§ WORK INSTRUCTIONS
Pull out each line of the records holding the string "vorba".

··· MATERIAL SUPPLIED

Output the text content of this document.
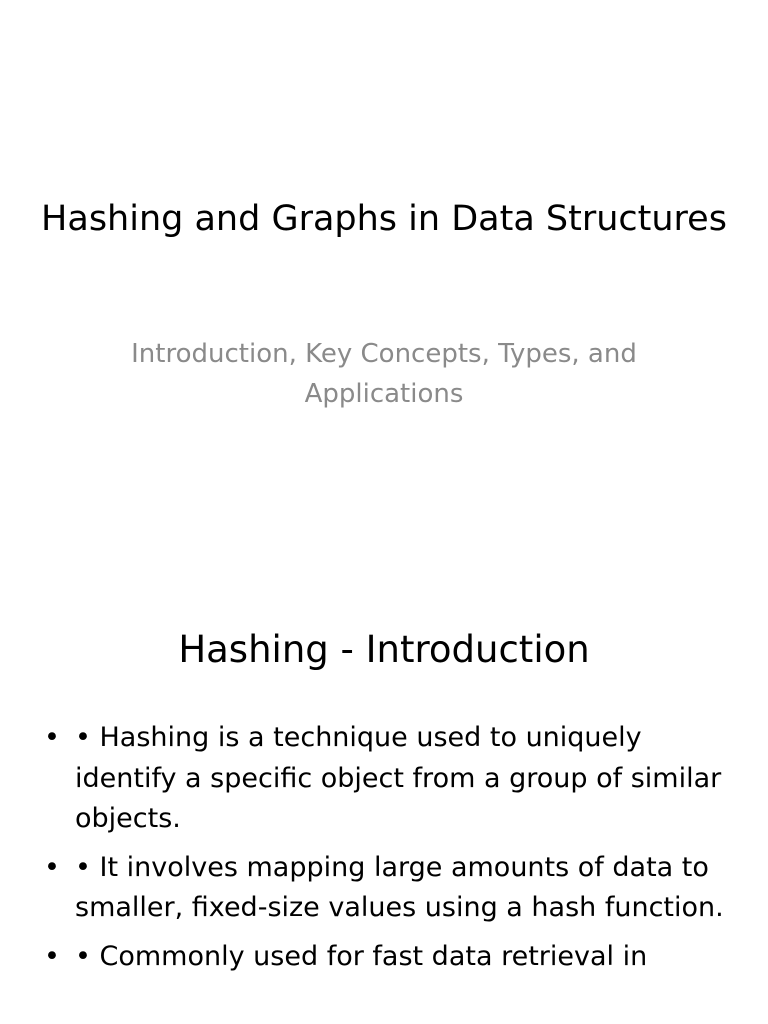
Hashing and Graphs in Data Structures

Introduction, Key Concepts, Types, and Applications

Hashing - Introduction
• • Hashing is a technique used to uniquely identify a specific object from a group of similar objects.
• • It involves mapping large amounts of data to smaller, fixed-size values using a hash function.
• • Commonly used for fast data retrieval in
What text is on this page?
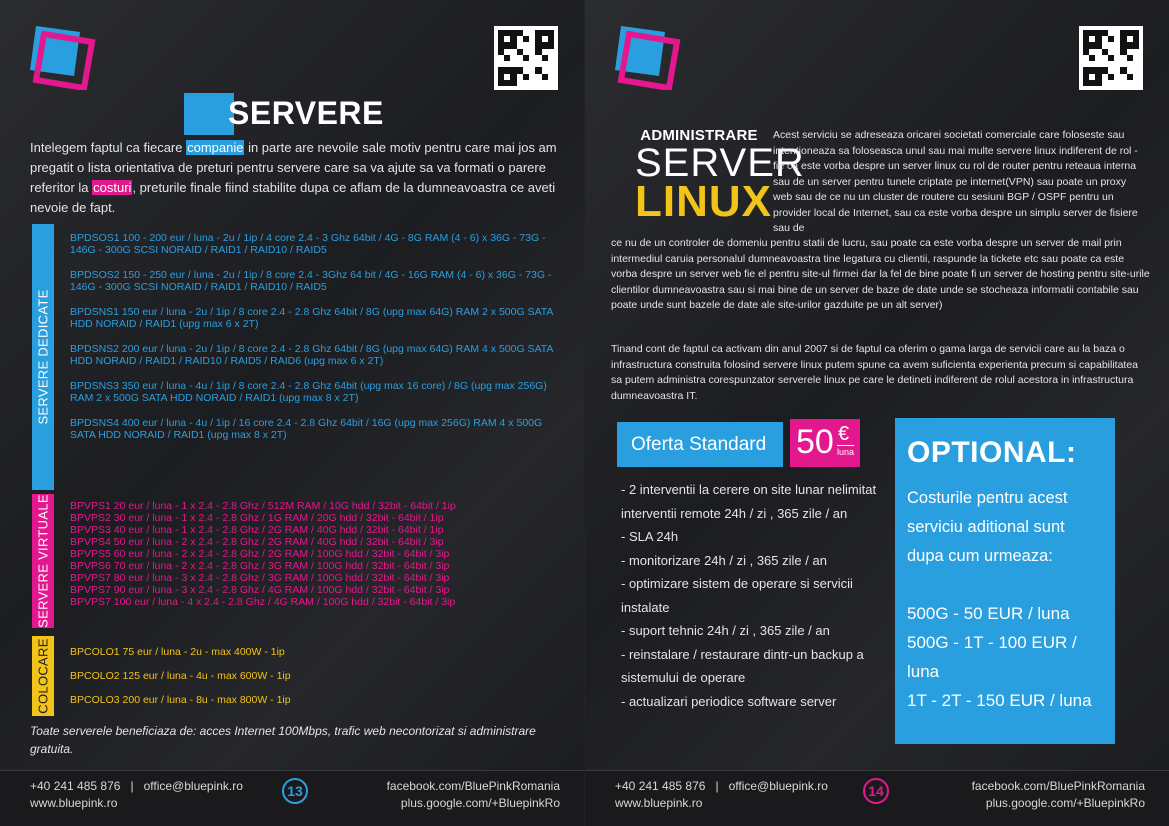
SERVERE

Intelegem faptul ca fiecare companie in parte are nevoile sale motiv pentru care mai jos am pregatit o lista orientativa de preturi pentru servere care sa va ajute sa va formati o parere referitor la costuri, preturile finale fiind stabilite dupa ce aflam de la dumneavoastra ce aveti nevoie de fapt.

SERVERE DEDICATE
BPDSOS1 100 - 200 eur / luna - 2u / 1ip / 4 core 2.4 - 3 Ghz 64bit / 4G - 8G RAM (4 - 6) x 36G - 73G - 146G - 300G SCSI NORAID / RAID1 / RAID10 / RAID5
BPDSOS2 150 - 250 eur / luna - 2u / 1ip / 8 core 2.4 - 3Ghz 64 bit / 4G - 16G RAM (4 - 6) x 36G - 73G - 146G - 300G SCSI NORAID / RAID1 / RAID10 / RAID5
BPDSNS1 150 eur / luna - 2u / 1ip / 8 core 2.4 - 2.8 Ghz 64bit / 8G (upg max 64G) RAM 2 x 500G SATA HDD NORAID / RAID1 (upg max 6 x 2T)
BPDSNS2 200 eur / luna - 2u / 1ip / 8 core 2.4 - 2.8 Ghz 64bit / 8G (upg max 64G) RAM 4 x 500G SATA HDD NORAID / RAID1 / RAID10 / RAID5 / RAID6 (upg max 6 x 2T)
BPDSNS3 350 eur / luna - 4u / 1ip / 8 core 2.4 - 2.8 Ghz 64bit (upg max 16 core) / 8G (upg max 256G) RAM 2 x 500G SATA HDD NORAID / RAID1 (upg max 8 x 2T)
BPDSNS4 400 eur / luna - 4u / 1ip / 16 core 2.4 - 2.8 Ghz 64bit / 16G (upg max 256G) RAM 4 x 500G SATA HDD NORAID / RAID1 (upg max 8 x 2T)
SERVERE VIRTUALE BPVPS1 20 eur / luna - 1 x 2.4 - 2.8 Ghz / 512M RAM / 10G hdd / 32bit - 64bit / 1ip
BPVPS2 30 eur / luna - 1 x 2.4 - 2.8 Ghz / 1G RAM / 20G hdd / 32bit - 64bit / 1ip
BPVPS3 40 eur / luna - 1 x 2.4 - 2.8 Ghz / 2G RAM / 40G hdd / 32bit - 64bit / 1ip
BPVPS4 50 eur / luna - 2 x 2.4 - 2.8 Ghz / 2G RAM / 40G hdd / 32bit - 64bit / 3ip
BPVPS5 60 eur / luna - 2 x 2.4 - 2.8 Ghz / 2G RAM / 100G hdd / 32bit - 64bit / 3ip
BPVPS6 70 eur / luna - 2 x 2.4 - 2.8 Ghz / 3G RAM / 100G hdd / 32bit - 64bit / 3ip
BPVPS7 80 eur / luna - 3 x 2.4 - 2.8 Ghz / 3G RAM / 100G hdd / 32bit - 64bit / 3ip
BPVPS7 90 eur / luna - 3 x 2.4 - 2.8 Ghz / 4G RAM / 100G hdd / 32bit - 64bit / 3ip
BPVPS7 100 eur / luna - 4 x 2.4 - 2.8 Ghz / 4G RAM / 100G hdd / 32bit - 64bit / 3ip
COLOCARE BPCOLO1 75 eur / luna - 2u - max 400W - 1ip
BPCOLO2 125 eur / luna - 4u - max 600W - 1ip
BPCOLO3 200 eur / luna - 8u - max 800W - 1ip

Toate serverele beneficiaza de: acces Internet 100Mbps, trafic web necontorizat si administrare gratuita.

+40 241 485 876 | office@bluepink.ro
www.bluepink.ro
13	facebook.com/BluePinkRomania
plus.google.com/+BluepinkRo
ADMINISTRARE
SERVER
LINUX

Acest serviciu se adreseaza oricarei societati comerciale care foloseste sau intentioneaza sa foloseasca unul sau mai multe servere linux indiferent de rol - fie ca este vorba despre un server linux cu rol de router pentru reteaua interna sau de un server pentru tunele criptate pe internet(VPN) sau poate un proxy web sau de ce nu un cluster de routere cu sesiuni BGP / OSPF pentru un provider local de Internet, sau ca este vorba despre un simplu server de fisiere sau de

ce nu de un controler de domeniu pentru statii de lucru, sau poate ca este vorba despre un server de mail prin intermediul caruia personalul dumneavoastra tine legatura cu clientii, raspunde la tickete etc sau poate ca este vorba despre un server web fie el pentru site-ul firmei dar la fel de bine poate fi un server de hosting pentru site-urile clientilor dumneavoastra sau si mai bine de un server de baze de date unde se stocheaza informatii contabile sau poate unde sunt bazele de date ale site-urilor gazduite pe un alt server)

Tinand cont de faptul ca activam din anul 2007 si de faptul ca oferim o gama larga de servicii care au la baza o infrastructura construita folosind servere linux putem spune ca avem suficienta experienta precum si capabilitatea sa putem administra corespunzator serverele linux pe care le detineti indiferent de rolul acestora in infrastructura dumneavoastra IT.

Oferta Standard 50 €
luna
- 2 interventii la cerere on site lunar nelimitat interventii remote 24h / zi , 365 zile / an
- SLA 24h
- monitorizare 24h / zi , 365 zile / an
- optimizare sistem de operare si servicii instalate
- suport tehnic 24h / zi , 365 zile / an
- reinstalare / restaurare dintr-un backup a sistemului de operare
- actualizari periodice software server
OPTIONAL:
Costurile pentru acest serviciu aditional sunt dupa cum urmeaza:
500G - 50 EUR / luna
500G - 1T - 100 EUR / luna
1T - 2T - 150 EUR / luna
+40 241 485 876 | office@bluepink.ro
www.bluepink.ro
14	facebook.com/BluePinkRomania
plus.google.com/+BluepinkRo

······
··· MATERIAL SUPPLIED

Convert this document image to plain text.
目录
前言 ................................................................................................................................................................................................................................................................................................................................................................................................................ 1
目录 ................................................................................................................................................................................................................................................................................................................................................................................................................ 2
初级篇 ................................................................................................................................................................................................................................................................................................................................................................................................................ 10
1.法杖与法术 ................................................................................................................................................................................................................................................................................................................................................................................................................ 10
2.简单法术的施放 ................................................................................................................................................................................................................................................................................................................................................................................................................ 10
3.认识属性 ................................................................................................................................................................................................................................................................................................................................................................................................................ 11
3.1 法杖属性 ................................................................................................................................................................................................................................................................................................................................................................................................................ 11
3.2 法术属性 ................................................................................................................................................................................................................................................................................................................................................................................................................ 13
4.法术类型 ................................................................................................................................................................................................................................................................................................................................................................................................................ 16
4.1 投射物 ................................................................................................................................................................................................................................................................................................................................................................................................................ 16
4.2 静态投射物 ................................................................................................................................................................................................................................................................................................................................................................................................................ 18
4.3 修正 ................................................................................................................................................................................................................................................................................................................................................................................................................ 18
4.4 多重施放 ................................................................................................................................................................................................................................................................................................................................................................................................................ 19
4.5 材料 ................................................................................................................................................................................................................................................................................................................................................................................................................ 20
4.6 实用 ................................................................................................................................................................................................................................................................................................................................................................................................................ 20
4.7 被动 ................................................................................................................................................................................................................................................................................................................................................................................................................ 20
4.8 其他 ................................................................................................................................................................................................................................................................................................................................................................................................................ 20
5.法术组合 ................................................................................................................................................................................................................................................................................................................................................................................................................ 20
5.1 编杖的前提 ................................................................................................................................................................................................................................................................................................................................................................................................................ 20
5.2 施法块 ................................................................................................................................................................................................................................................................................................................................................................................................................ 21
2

······

§ RESULT FOR THIS TASK
Acest serviciu se adreseaza oricarei societati comerciale care foloseste sau intentioneaza sa foloseasca unul sau mai multe servere linux indiferent de rol - fie ca este vorba despre un server linux cu rol de router pentru reteaua interna sau de un server pentru tunele criptate pe internet(VPN) sau poate un proxy web sau de ce nu un cluster de routere cu sesiuni BGP / OSPF pentru un provider local de Internet, sau ca este vorba despre un simplu server de fisiere sau de
ce nu de un controler de domeniu pentru statii de lucru, sau poate ca este vorba despre un server de mail prin intermediul caruia personalul dumneavoastra tine legatura cu clientii, raspunde la tickete etc sau poate ca este vorba despre un server web fie el pentru site-ul firmei dar la fel de bine poate fi un server de hosting pentru site-urile clientilor dumneavoastra sau si mai bine de un server de baze de date unde se stocheaza informatii contabile sau poate unde sunt bazele de date ale site-urilor gazduite pe un alt server)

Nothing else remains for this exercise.